(begin)

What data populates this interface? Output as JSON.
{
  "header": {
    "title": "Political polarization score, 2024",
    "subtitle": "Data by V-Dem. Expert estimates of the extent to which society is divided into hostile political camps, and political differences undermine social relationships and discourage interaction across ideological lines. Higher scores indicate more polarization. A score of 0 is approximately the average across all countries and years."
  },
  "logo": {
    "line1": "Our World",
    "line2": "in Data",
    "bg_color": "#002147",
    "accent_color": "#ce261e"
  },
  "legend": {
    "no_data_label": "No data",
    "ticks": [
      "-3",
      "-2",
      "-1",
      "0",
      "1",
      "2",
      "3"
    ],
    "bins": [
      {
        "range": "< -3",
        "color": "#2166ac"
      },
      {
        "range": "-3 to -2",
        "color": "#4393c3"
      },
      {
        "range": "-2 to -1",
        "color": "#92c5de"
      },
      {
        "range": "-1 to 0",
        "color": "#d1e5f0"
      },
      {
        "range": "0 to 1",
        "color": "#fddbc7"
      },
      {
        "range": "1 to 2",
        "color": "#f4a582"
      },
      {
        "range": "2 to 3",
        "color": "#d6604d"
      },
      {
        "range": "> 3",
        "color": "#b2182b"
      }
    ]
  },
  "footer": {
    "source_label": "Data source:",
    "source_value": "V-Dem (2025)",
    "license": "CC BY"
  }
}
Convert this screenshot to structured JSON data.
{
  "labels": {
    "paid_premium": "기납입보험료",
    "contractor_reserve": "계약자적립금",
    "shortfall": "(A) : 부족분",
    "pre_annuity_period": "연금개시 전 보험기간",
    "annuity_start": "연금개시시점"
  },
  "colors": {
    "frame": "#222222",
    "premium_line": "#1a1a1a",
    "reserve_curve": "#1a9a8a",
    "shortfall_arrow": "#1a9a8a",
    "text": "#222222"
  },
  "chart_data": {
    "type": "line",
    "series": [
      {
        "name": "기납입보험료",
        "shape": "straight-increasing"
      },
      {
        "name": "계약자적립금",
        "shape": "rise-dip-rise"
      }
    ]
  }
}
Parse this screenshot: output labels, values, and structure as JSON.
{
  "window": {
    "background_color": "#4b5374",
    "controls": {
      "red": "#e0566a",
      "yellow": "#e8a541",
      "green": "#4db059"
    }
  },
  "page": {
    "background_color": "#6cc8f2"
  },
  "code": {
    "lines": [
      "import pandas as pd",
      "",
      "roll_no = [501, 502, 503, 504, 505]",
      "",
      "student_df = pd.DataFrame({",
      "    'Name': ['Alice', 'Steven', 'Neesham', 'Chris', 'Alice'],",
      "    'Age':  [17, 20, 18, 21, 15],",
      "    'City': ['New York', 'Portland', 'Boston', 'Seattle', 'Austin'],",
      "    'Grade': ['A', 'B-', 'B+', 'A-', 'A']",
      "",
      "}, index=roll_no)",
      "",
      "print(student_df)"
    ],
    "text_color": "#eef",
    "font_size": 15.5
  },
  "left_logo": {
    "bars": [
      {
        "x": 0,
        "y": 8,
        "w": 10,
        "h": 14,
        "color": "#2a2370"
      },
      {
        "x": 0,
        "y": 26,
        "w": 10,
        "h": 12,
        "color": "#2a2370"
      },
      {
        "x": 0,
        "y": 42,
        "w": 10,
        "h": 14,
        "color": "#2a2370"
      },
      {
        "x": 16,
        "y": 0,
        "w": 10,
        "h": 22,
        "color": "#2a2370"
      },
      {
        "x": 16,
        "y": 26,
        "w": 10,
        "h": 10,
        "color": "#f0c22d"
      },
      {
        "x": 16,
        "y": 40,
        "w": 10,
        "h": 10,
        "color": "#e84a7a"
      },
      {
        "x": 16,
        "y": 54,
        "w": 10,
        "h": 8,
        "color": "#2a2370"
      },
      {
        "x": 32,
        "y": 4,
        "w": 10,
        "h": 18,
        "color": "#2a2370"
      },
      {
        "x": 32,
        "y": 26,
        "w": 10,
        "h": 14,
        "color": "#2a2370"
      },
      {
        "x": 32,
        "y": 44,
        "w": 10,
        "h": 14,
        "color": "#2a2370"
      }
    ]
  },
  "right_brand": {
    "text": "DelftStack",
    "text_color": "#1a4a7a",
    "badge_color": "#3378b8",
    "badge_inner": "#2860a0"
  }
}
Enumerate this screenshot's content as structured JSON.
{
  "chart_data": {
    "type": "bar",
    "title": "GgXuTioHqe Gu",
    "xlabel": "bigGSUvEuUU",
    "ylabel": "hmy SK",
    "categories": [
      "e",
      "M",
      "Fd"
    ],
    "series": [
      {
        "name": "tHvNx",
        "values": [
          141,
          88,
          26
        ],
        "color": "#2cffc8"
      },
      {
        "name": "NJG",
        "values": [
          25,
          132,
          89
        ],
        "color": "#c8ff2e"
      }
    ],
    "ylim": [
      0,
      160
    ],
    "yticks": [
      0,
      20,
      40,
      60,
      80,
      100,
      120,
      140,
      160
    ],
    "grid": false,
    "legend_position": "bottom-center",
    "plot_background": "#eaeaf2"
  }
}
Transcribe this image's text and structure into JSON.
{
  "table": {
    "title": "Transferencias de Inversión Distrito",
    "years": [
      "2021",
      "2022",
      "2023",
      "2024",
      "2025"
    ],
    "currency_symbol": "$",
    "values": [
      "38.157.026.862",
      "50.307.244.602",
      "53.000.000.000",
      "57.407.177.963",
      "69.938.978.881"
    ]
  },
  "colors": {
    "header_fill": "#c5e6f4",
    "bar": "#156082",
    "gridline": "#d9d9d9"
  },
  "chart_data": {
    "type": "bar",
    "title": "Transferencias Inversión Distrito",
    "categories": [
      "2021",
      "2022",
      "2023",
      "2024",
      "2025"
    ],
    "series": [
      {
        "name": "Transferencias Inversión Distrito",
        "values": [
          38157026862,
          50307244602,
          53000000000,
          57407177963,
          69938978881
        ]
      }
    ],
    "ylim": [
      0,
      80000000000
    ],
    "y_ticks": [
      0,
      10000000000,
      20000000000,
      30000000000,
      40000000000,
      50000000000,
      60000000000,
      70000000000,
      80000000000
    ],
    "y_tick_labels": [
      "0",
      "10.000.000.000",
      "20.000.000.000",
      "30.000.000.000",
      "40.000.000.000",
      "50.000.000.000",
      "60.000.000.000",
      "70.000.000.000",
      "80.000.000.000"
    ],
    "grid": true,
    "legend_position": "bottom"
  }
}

(end)

* Requirements: Nothing in the listing may be changed; retype it all exactly.

* The reply:
What data populates this interface? Output as JSON.
{
  "header": {
    "title": "Political polarization score, 2024",
    "subtitle": "Data by V-Dem. Expert estimates of the extent to which society is divided into hostile political camps, and political differences undermine social relationships and discourage interaction across ideological lines. Higher scores indicate more polarization. A score of 0 is approximately the average across all countries and years."
  },
  "logo": {
    "line1": "Our World",
    "line2": "in Data",
    "bg_color": "#002147",
    "accent_color": "#ce261e"
  },
  "legend": {
    "no_data_label": "No data",
    "ticks": [
      "-3",
      "-2",
      "-1",
      "0",
      "1",
      "2",
      "3"
    ],
    "bins": [
      {
        "range": "< -3",
        "color": "#2166ac"
      },
      {
        "range": "-3 to -2",
        "color": "#4393c3"
      },
      {
        "range": "-2 to -1",
        "color": "#92c5de"
      },
      {
        "range": "-1 to 0",
        "color": "#d1e5f0"
      },
      {
        "range": "0 to 1",
        "color": "#fddbc7"
      },
      {
        "range": "1 to 2",
        "color": "#f4a582"
      },
      {
        "range": "2 to 3",
        "color": "#d6604d"
      },
      {
        "range": "> 3",
        "color": "#b2182b"
      }
    ]
  },
  "footer": {
    "source_label": "Data source:",
    "source_value": "V-Dem (2025)",
    "license": "CC BY"
  }
}
Convert this screenshot to structured JSON data.
{
  "labels": {
    "paid_premium": "기납입보험료",
    "contractor_reserve": "계약자적립금",
    "shortfall": "(A) : 부족분",
    "pre_annuity_period": "연금개시 전 보험기간",
    "annuity_start": "연금개시시점"
  },
  "colors": {
    "frame": "#222222",
    "premium_line": "#1a1a1a",
    "reserve_curve": "#1a9a8a",
    "shortfall_arrow": "#1a9a8a",
    "text": "#222222"
  },
  "chart_data": {
    "type": "line",
    "series": [
      {
        "name": "기납입보험료",
        "shape": "straight-increasing"
      },
      {
        "name": "계약자적립금",
        "shape": "rise-dip-rise"
      }
    ]
  }
}
Parse this screenshot: output labels, values, and structure as JSON.
{
  "window": {
    "background_color": "#4b5374",
    "controls": {
      "red": "#e0566a",
      "yellow": "#e8a541",
      "green": "#4db059"
    }
  },
  "page": {
    "background_color": "#6cc8f2"
  },
  "code": {
    "lines": [
      "import pandas as pd",
      "",
      "roll_no = [501, 502, 503, 504, 505]",
      "",
      "student_df = pd.DataFrame({",
      "    'Name': ['Alice', 'Steven', 'Neesham', 'Chris', 'Alice'],",
      "    'Age':  [17, 20, 18, 21, 15],",
      "    'City': ['New York', 'Portland', 'Boston', 'Seattle', 'Austin'],",
      "    'Grade': ['A', 'B-', 'B+', 'A-', 'A']",
      "",
      "}, index=roll_no)",
      "",
      "print(student_df)"
    ],
    "text_color": "#eef",
    "font_size": 15.5
  },
  "left_logo": {
    "bars": [
      {
        "x": 0,
        "y": 8,
        "w": 10,
        "h": 14,
        "color": "#2a2370"
      },
      {
        "x": 0,
        "y": 26,
        "w": 10,
        "h": 12,
        "color": "#2a2370"
      },
      {
        "x": 0,
        "y": 42,
        "w": 10,
        "h": 14,
        "color": "#2a2370"
      },
      {
        "x": 16,
        "y": 0,
        "w": 10,
        "h": 22,
        "color": "#2a2370"
      },
      {
        "x": 16,
        "y": 26,
        "w": 10,
        "h": 10,
        "color": "#f0c22d"
      },
      {
        "x": 16,
        "y": 40,
        "w": 10,
        "h": 10,
        "color": "#e84a7a"
      },
      {
        "x": 16,
        "y": 54,
        "w": 10,
        "h": 8,
        "color": "#2a2370"
      },
      {
        "x": 32,
        "y": 4,
        "w": 10,
        "h": 18,
        "color": "#2a2370"
      },
      {
        "x": 32,
        "y": 26,
        "w": 10,
        "h": 14,
        "color": "#2a2370"
      },
      {
        "x": 32,
        "y": 44,
        "w": 10,
        "h": 14,
        "color": "#2a2370"
      }
    ]
  },
  "right_brand": {
    "text": "DelftStack",
    "text_color": "#1a4a7a",
    "badge_color": "#3378b8",
    "badge_inner": "#2860a0"
  }
}
Enumerate this screenshot's content as structured JSON.
{
  "chart_data": {
    "type": "bar",
    "title": "GgXuTioHqe Gu",
    "xlabel": "bigGSUvEuUU",
    "ylabel": "hmy SK",
    "categories": [
      "e",
      "M",
      "Fd"
    ],
    "series": [
      {
        "name": "tHvNx",
        "values": [
          141,
          88,
          26
        ],
        "color": "#2cffc8"
      },
      {
        "name": "NJG",
        "values": [
          25,
          132,
          89
        ],
        "color": "#c8ff2e"
      }
    ],
    "ylim": [
      0,
      160
    ],
    "yticks": [
      0,
      20,
      40,
      60,
      80,
      100,
      120,
      140,
      160
    ],
    "grid": false,
    "legend_position": "bottom-center",
    "plot_background": "#eaeaf2"
  }
}
Transcribe this image's text and structure into JSON.
{
  "table": {
    "title": "Transferencias de Inversión Distrito",
    "years": [
      "2021",
      "2022",
      "2023",
      "2024",
      "2025"
    ],
    "currency_symbol": "$",
    "values": [
      "38.157.026.862",
      "50.307.244.602",
      "53.000.000.000",
      "57.407.177.963",
      "69.938.978.881"
    ]
  },
  "colors": {
    "header_fill": "#c5e6f4",
    "bar": "#156082",
    "gridline": "#d9d9d9"
  },
  "chart_data": {
    "type": "bar",
    "title": "Transferencias Inversión Distrito",
    "categories": [
      "2021",
      "2022",
      "2023",
      "2024",
      "2025"
    ],
    "series": [
      {
        "name": "Transferencias Inversión Distrito",
        "values": [
          38157026862,
          50307244602,
          53000000000,
          57407177963,
          69938978881
        ]
      }
    ],
    "ylim": [
      0,
      80000000000
    ],
    "y_ticks": [
      0,
      10000000000,
      20000000000,
      30000000000,
      40000000000,
      50000000000,
      60000000000,
      70000000000,
      80000000000
    ],
    "y_tick_labels": [
      "0",
      "10.000.000.000",
      "20.000.000.000",
      "30.000.000.000",
      "40.000.000.000",
      "50.000.000.000",
      "60.000.000.000",
      "70.000.000.000",
      "80.000.000.000"
    ],
    "grid": true,
    "legend_position": "bottom"
  }
}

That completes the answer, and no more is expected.